►

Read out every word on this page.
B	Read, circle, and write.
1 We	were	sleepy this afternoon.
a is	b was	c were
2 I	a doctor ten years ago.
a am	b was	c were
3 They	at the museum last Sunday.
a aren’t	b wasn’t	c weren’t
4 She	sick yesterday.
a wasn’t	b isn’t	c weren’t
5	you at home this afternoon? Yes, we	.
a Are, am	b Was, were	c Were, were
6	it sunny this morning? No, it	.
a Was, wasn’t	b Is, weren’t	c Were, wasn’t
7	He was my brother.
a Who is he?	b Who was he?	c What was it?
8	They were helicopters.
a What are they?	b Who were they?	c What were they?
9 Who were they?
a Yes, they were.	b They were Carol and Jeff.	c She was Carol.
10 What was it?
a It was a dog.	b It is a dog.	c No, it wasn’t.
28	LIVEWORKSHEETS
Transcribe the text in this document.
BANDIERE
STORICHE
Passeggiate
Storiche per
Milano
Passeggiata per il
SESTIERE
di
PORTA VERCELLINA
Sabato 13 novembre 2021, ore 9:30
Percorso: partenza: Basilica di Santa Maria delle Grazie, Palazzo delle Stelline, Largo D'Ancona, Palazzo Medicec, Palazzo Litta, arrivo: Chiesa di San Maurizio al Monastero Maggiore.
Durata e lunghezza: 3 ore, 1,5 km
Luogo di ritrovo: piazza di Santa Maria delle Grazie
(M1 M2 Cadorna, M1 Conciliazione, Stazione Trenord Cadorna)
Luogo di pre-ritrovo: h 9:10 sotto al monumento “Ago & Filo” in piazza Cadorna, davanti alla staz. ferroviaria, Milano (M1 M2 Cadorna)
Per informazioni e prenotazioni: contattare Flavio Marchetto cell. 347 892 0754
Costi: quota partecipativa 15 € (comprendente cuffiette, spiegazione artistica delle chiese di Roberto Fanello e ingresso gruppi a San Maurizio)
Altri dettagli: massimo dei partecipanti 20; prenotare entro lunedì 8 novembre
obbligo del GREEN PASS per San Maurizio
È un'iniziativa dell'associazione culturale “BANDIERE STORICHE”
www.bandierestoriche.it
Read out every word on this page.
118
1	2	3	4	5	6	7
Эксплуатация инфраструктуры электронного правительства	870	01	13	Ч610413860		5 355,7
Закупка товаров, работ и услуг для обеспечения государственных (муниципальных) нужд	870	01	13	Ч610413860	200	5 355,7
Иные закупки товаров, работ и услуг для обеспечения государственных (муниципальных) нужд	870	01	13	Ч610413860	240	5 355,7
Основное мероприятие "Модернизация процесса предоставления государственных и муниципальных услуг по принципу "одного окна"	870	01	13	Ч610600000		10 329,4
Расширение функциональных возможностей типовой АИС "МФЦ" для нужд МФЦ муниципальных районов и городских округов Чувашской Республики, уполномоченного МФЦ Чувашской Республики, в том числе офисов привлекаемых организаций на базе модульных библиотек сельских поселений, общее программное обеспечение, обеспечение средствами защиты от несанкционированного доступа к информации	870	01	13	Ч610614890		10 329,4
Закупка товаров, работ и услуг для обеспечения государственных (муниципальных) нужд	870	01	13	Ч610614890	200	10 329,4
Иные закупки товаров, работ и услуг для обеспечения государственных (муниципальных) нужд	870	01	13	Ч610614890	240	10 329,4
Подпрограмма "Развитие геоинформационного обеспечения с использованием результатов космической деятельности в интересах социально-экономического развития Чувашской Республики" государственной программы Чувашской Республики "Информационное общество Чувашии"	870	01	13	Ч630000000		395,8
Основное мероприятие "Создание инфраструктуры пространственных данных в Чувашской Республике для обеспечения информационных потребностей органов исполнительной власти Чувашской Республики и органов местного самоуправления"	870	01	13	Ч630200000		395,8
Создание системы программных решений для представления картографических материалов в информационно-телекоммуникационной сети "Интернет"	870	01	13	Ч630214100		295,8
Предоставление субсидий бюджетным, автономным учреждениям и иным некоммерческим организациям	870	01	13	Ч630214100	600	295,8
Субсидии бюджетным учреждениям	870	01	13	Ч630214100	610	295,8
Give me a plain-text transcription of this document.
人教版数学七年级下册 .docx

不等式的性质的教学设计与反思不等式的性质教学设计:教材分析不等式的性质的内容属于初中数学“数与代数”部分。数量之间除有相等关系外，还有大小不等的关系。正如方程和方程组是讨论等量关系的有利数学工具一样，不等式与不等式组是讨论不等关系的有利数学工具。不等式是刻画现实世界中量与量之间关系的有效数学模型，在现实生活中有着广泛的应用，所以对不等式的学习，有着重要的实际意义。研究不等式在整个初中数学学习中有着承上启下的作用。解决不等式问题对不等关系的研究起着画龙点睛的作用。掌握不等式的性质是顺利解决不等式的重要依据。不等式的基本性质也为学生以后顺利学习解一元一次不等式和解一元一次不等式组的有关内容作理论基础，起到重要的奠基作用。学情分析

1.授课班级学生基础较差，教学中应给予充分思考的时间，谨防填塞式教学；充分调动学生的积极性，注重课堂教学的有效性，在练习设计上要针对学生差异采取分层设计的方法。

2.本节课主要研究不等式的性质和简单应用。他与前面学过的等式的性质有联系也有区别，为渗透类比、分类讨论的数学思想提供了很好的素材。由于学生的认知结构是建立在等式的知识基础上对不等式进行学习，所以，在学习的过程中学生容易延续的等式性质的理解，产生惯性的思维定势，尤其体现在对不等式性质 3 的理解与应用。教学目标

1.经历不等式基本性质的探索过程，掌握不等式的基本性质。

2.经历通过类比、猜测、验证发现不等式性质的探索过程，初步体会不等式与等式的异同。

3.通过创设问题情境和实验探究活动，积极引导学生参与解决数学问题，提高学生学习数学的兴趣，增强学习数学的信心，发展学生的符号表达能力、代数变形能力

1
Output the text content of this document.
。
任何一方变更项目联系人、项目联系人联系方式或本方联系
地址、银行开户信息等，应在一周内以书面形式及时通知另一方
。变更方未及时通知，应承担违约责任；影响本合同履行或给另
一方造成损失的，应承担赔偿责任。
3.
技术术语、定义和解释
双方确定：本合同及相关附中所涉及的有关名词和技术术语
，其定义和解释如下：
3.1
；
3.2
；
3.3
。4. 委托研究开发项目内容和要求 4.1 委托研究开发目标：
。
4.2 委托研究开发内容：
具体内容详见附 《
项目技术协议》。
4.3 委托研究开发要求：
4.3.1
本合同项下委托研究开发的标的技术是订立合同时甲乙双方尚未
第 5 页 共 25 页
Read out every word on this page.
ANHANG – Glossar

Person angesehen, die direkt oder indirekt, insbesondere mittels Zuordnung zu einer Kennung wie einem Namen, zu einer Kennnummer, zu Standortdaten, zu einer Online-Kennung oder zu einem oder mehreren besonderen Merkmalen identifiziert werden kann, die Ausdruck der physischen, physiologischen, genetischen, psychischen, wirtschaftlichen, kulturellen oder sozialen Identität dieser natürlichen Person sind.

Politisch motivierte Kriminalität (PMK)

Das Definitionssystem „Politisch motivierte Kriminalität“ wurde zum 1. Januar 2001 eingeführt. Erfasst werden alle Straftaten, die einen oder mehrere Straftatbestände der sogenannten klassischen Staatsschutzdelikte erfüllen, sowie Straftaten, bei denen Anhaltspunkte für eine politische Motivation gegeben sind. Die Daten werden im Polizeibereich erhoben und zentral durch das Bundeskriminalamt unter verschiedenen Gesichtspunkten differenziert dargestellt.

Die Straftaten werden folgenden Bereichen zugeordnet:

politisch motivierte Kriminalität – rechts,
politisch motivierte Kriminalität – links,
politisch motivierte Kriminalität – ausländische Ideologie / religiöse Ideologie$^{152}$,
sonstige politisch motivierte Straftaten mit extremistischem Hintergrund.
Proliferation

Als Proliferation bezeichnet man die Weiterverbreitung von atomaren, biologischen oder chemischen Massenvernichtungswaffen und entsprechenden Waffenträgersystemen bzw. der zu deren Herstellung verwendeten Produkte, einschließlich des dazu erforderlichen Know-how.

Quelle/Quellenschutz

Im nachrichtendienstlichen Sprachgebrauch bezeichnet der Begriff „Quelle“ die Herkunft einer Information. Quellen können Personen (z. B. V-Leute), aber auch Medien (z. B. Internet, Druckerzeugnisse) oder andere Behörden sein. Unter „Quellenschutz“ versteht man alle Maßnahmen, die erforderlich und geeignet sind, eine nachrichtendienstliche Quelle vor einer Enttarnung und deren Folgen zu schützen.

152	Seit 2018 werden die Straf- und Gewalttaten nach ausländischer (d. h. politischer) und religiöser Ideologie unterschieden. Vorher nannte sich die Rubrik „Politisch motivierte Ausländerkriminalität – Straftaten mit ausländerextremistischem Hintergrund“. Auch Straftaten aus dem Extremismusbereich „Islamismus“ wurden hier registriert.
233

◄

§ **PROBLEM REQUIREMENTS**
Compute how many lines include the string "Quellenschutz", then give that number by itself.

§ **EXERCISE SOLUTION**
2